[Data extracted from a collection]
··········

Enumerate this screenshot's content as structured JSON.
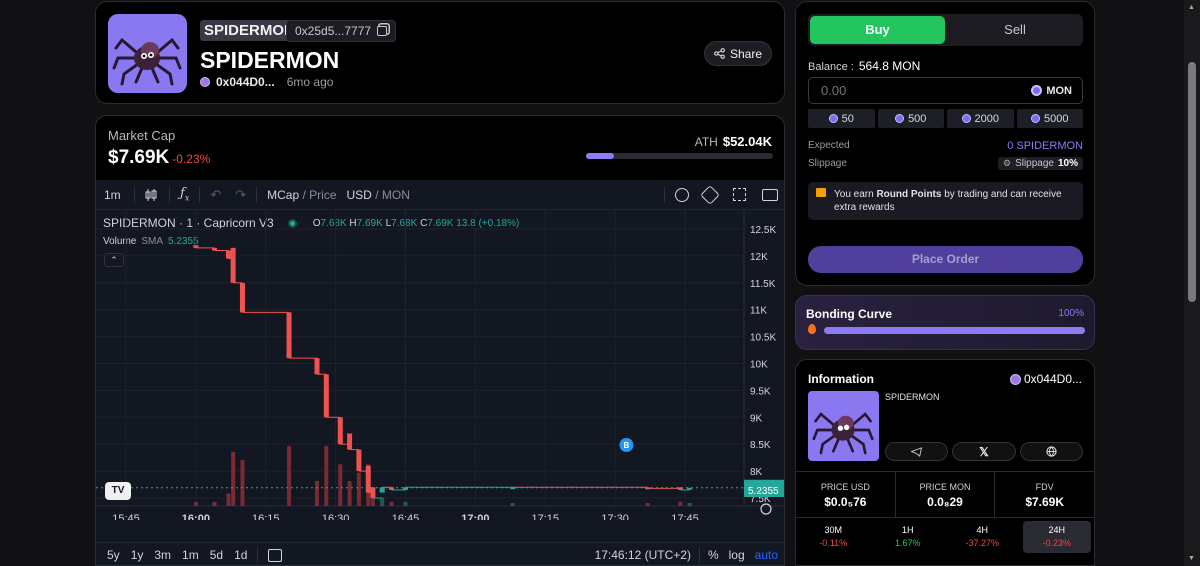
{
  "token": {
    "ticker_badge": "SPIDERMON",
    "address_short": "0x25d5...7777",
    "name": "SPIDERMON",
    "creator_short": "0x044D0...",
    "age": "6mo ago",
    "share_label": "Share"
  },
  "market": {
    "label": "Market Cap",
    "value": "$7.69K",
    "change": "-0.23%",
    "ath_label": "ATH",
    "ath_value": "$52.04K",
    "ath_progress_fraction": 0.15
  },
  "chart_toolbar": {
    "interval": "1m",
    "fx": "fx",
    "mcap": "MCap",
    "slash1": " / ",
    "price": "Price",
    "usd": "USD",
    "slash2": " / ",
    "mon": "MON"
  },
  "chart_legend": {
    "symbol": "SPIDERMON · 1 · Capricorn V3",
    "o_label": "O",
    "o_val": "7.68K",
    "h_label": "H",
    "h_val": "7.69K",
    "l_label": "L",
    "l_val": "7.68K",
    "c_label": "C",
    "c_val": "7.69K",
    "change": "13.8 (+0.18%)",
    "volume_label": "Volume",
    "sma_label": "SMA",
    "sma_val": "5.2355"
  },
  "chart_data": {
    "type": "candlestick",
    "y_ticks": [
      "12.5K",
      "12K",
      "11.5K",
      "11K",
      "10.5K",
      "10K",
      "9.5K",
      "9K",
      "8.5K",
      "8K",
      "7.5K"
    ],
    "x_ticks": [
      "15:45",
      "16:00",
      "16:15",
      "16:30",
      "16:45",
      "17:00",
      "17:15",
      "17:30",
      "17:45"
    ],
    "price_label": "7.69K",
    "volume_label": "5.2355",
    "marker": "B",
    "candles": [
      {
        "t": "16:00",
        "o": 12200,
        "c": 12150
      },
      {
        "t": "16:04",
        "o": 12150,
        "c": 12100
      },
      {
        "t": "16:07",
        "o": 12100,
        "c": 11950
      },
      {
        "t": "16:08",
        "o": 12150,
        "c": 11500
      },
      {
        "t": "16:10",
        "o": 11500,
        "c": 10950
      },
      {
        "t": "16:20",
        "o": 10950,
        "c": 10100
      },
      {
        "t": "16:26",
        "o": 10100,
        "c": 9800
      },
      {
        "t": "16:28",
        "o": 9800,
        "c": 9000
      },
      {
        "t": "16:31",
        "o": 9000,
        "c": 8500
      },
      {
        "t": "16:33",
        "o": 8700,
        "c": 8400
      },
      {
        "t": "16:35",
        "o": 8400,
        "c": 8000
      },
      {
        "t": "16:37",
        "o": 8100,
        "c": 7600
      },
      {
        "t": "16:38",
        "o": 7700,
        "c": 7500
      },
      {
        "t": "16:40",
        "o": 7600,
        "c": 7700
      },
      {
        "t": "16:42",
        "o": 7700,
        "c": 7650
      },
      {
        "t": "16:45",
        "o": 7650,
        "c": 7700
      },
      {
        "t": "17:08",
        "o": 7690,
        "c": 7700
      },
      {
        "t": "17:37",
        "o": 7700,
        "c": 7680
      },
      {
        "t": "17:44",
        "o": 7700,
        "c": 7650
      },
      {
        "t": "17:46",
        "o": 7680,
        "c": 7690
      }
    ]
  },
  "chart_footer": {
    "ranges": [
      "5y",
      "1y",
      "3m",
      "1m",
      "5d",
      "1d"
    ],
    "time": "17:46:12 (UTC+2)",
    "pct": "%",
    "log": "log",
    "auto": "auto"
  },
  "trade": {
    "buy_label": "Buy",
    "sell_label": "Sell",
    "balance_label": "Balance :",
    "balance_value": "564.8 MON",
    "amount_placeholder": "0.00",
    "currency": "MON",
    "presets": [
      "50",
      "500",
      "2000",
      "5000"
    ],
    "expected_label": "Expected",
    "expected_value": "0 SPIDERMON",
    "slippage_label": "Slippage",
    "slippage_chip_label": "Slippage",
    "slippage_value": "10%",
    "notice_prefix": "You earn ",
    "notice_bold": "Round Points",
    "notice_suffix": " by trading and can receive extra rewards",
    "place_order": "Place Order"
  },
  "bonding": {
    "label": "Bonding Curve",
    "percent": "100%",
    "progress_fraction": 1.0
  },
  "info": {
    "title": "Information",
    "creator": "0x044D0...",
    "name": "SPIDERMON",
    "stats": [
      {
        "label": "PRICE USD",
        "value": "$0.0₅76"
      },
      {
        "label": "PRICE MON",
        "value": "0.0₈29"
      },
      {
        "label": "FDV",
        "value": "$7.69K"
      }
    ],
    "changes": [
      {
        "label": "30M",
        "value": "-0.11%",
        "dir": "down"
      },
      {
        "label": "1H",
        "value": "1.67%",
        "dir": "up"
      },
      {
        "label": "4H",
        "value": "-37.27%",
        "dir": "down"
      },
      {
        "label": "24H",
        "value": "-0.23%",
        "dir": "down"
      }
    ]
  },
  "colors": {
    "buy_green": "#22c55e",
    "accent_purple": "#7c6cf2",
    "down_red": "#f04747"
  }
}
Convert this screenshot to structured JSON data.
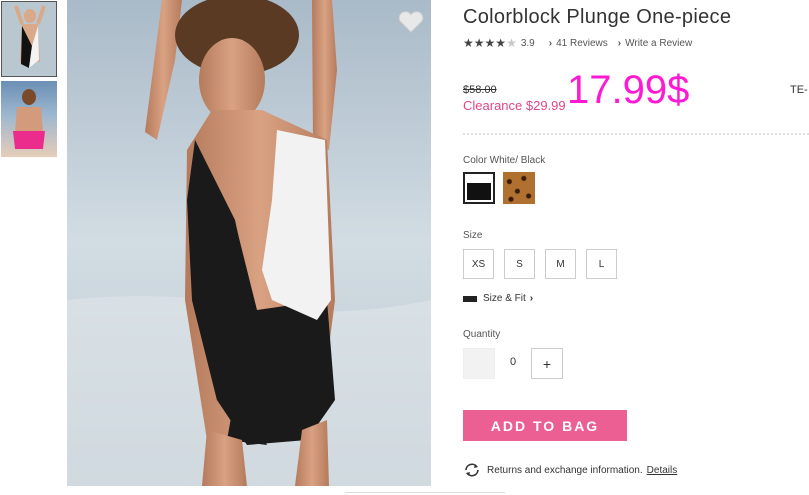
{
  "product": {
    "title": "Colorblock Plunge One-piece",
    "rating": "3.9",
    "reviews_link": "41 Reviews",
    "write_review_link": "Write a Review",
    "original_price": "$58.00",
    "clearance_price": "Clearance $29.99",
    "overlay_price": "17.99$",
    "sku_fragment": "TE-"
  },
  "color": {
    "label": "Color White/ Black",
    "swatches": [
      "white-black",
      "leopard"
    ]
  },
  "size": {
    "label": "Size",
    "options": [
      "XS",
      "S",
      "M",
      "L"
    ],
    "size_fit_link": "Size & Fit"
  },
  "quantity": {
    "label": "Quantity",
    "value": "0",
    "plus_label": "+"
  },
  "actions": {
    "add_to_bag": "ADD TO BAG"
  },
  "returns": {
    "text": "Returns and exchange information.",
    "details_link": "Details"
  },
  "colors": {
    "accent_pink": "#ec5f93",
    "clearance_pink": "#e0468a",
    "overlay_magenta": "#ff19d4"
  },
  "icons": [
    "heart-icon",
    "star-icon",
    "chevron-right-icon",
    "ruler-icon",
    "refresh-icon"
  ]
}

··········

__SHORT EXERCISE__. Restate the whole listing above exactly, except for its images.

__RESPONSE__.
Enumerate this screenshot's content as structured JSON.
{
  "token": {
    "ticker_badge": "SPIDERMON",
    "address_short": "0x25d5...7777",
    "name": "SPIDERMON",
    "creator_short": "0x044D0...",
    "age": "6mo ago",
    "share_label": "Share"
  },
  "market": {
    "label": "Market Cap",
    "value": "$7.69K",
    "change": "-0.23%",
    "ath_label": "ATH",
    "ath_value": "$52.04K",
    "ath_progress_fraction": 0.15
  },
  "chart_toolbar": {
    "interval": "1m",
    "fx": "fx",
    "mcap": "MCap",
    "slash1": " / ",
    "price": "Price",
    "usd": "USD",
    "slash2": " / ",
    "mon": "MON"
  },
  "chart_legend": {
    "symbol": "SPIDERMON · 1 · Capricorn V3",
    "o_label": "O",
    "o_val": "7.68K",
    "h_label": "H",
    "h_val": "7.69K",
    "l_label": "L",
    "l_val": "7.68K",
    "c_label": "C",
    "c_val": "7.69K",
    "change": "13.8 (+0.18%)",
    "volume_label": "Volume",
    "sma_label": "SMA",
    "sma_val": "5.2355"
  },
  "chart_data": {
    "type": "candlestick",
    "y_ticks": [
      "12.5K",
      "12K",
      "11.5K",
      "11K",
      "10.5K",
      "10K",
      "9.5K",
      "9K",
      "8.5K",
      "8K",
      "7.5K"
    ],
    "x_ticks": [
      "15:45",
      "16:00",
      "16:15",
      "16:30",
      "16:45",
      "17:00",
      "17:15",
      "17:30",
      "17:45"
    ],
    "price_label": "7.69K",
    "volume_label": "5.2355",
    "marker": "B",
    "candles": [
      {
        "t": "16:00",
        "o": 12200,
        "c": 12150
      },
      {
        "t": "16:04",
        "o": 12150,
        "c": 12100
      },
      {
        "t": "16:07",
        "o": 12100,
        "c": 11950
      },
      {
        "t": "16:08",
        "o": 12150,
        "c": 11500
      },
      {
        "t": "16:10",
        "o": 11500,
        "c": 10950
      },
      {
        "t": "16:20",
        "o": 10950,
        "c": 10100
      },
      {
        "t": "16:26",
        "o": 10100,
        "c": 9800
      },
      {
        "t": "16:28",
        "o": 9800,
        "c": 9000
      },
      {
        "t": "16:31",
        "o": 9000,
        "c": 8500
      },
      {
        "t": "16:33",
        "o": 8700,
        "c": 8400
      },
      {
        "t": "16:35",
        "o": 8400,
        "c": 8000
      },
      {
        "t": "16:37",
        "o": 8100,
        "c": 7600
      },
      {
        "t": "16:38",
        "o": 7700,
        "c": 7500
      },
      {
        "t": "16:40",
        "o": 7600,
        "c": 7700
      },
      {
        "t": "16:42",
        "o": 7700,
        "c": 7650
      },
      {
        "t": "16:45",
        "o": 7650,
        "c": 7700
      },
      {
        "t": "17:08",
        "o": 7690,
        "c": 7700
      },
      {
        "t": "17:37",
        "o": 7700,
        "c": 7680
      },
      {
        "t": "17:44",
        "o": 7700,
        "c": 7650
      },
      {
        "t": "17:46",
        "o": 7680,
        "c": 7690
      }
    ]
  },
  "chart_footer": {
    "ranges": [
      "5y",
      "1y",
      "3m",
      "1m",
      "5d",
      "1d"
    ],
    "time": "17:46:12 (UTC+2)",
    "pct": "%",
    "log": "log",
    "auto": "auto"
  },
  "trade": {
    "buy_label": "Buy",
    "sell_label": "Sell",
    "balance_label": "Balance :",
    "balance_value": "564.8 MON",
    "amount_placeholder": "0.00",
    "currency": "MON",
    "presets": [
      "50",
      "500",
      "2000",
      "5000"
    ],
    "expected_label": "Expected",
    "expected_value": "0 SPIDERMON",
    "slippage_label": "Slippage",
    "slippage_chip_label": "Slippage",
    "slippage_value": "10%",
    "notice_prefix": "You earn ",
    "notice_bold": "Round Points",
    "notice_suffix": " by trading and can receive extra rewards",
    "place_order": "Place Order"
  },
  "bonding": {
    "label": "Bonding Curve",
    "percent": "100%",
    "progress_fraction": 1.0
  },
  "info": {
    "title": "Information",
    "creator": "0x044D0...",
    "name": "SPIDERMON",
    "stats": [
      {
        "label": "PRICE USD",
        "value": "$0.0₅76"
      },
      {
        "label": "PRICE MON",
        "value": "0.0₈29"
      },
      {
        "label": "FDV",
        "value": "$7.69K"
      }
    ],
    "changes": [
      {
        "label": "30M",
        "value": "-0.11%",
        "dir": "down"
      },
      {
        "label": "1H",
        "value": "1.67%",
        "dir": "up"
      },
      {
        "label": "4H",
        "value": "-37.27%",
        "dir": "down"
      },
      {
        "label": "24H",
        "value": "-0.23%",
        "dir": "down"
      }
    ]
  },
  "colors": {
    "buy_green": "#22c55e",
    "accent_purple": "#7c6cf2",
    "down_red": "#f04747"
  }
}
Convert this screenshot to structured JSON data.
{
  "product": {
    "title": "Colorblock Plunge One-piece",
    "rating": "3.9",
    "reviews_link": "41 Reviews",
    "write_review_link": "Write a Review",
    "original_price": "$58.00",
    "clearance_price": "Clearance $29.99",
    "overlay_price": "17.99$",
    "sku_fragment": "TE-"
  },
  "color": {
    "label": "Color White/ Black",
    "swatches": [
      "white-black",
      "leopard"
    ]
  },
  "size": {
    "label": "Size",
    "options": [
      "XS",
      "S",
      "M",
      "L"
    ],
    "size_fit_link": "Size & Fit"
  },
  "quantity": {
    "label": "Quantity",
    "value": "0",
    "plus_label": "+"
  },
  "actions": {
    "add_to_bag": "ADD TO BAG"
  },
  "returns": {
    "text": "Returns and exchange information.",
    "details_link": "Details"
  },
  "colors": {
    "accent_pink": "#ec5f93",
    "clearance_pink": "#e0468a",
    "overlay_magenta": "#ff19d4"
  },
  "icons": [
    "heart-icon",
    "star-icon",
    "chevron-right-icon",
    "ruler-icon",
    "refresh-icon"
  ]
}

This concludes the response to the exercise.